Copy every line of the records below word for word, leaving out the pictures.

Task inputs:
_ _ _ _ _

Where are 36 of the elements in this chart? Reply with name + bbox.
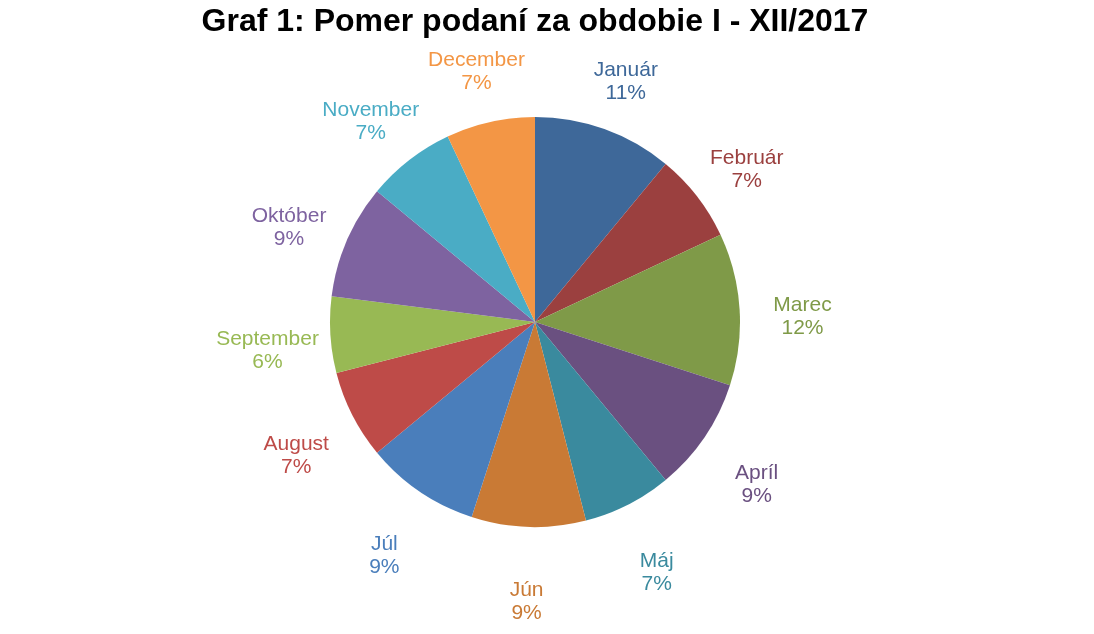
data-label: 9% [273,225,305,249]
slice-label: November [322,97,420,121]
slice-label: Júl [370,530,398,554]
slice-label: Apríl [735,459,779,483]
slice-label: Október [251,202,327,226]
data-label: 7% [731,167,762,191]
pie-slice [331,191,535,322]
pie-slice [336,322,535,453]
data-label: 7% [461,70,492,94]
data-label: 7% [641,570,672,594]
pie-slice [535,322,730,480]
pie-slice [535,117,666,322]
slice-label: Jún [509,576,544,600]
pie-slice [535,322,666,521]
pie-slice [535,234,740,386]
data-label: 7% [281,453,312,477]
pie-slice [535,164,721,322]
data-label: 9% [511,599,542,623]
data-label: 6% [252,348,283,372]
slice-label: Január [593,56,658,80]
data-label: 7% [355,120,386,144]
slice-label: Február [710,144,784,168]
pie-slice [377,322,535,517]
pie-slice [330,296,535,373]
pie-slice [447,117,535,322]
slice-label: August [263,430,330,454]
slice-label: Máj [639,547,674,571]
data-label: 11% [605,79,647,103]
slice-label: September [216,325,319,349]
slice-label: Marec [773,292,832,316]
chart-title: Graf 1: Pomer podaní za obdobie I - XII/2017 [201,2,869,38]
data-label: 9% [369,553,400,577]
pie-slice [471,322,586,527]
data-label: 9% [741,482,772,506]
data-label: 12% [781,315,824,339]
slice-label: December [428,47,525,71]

_ _ _ _ _

Response for this exercise:
Where are 36 of the elements in this chart? Reply with name + bbox.
data-label: 9% [273,225,305,249]
slice-label: November [322,97,420,121]
slice-label: Júl [370,530,398,554]
slice-label: Apríl [735,459,779,483]
slice-label: Október [251,202,327,226]
data-label: 7% [731,167,762,191]
pie-slice [331,191,535,322]
pie-slice [336,322,535,453]
data-label: 7% [461,70,492,94]
data-label: 7% [641,570,672,594]
pie-slice [535,322,730,480]
pie-slice [535,117,666,322]
slice-label: Jún [509,576,544,600]
pie-slice [535,322,666,521]
pie-slice [535,234,740,386]
data-label: 7% [281,453,312,477]
pie-slice [535,164,721,322]
data-label: 9% [511,599,542,623]
data-label: 6% [252,348,283,372]
slice-label: Január [593,56,658,80]
data-label: 7% [355,120,386,144]
slice-label: Február [710,144,784,168]
pie-slice [377,322,535,517]
pie-slice [330,296,535,373]
pie-slice [447,117,535,322]
slice-label: August [263,430,330,454]
slice-label: Máj [639,547,674,571]
data-label: 11% [605,79,647,103]
slice-label: September [216,325,319,349]
slice-label: Marec [773,292,832,316]
chart-title: Graf 1: Pomer podaní za obdobie I - XII/2017 [201,2,869,38]
data-label: 9% [369,553,400,577]
pie-slice [471,322,586,527]
data-label: 9% [741,482,772,506]
data-label: 12% [781,315,824,339]
slice-label: December [428,47,525,71]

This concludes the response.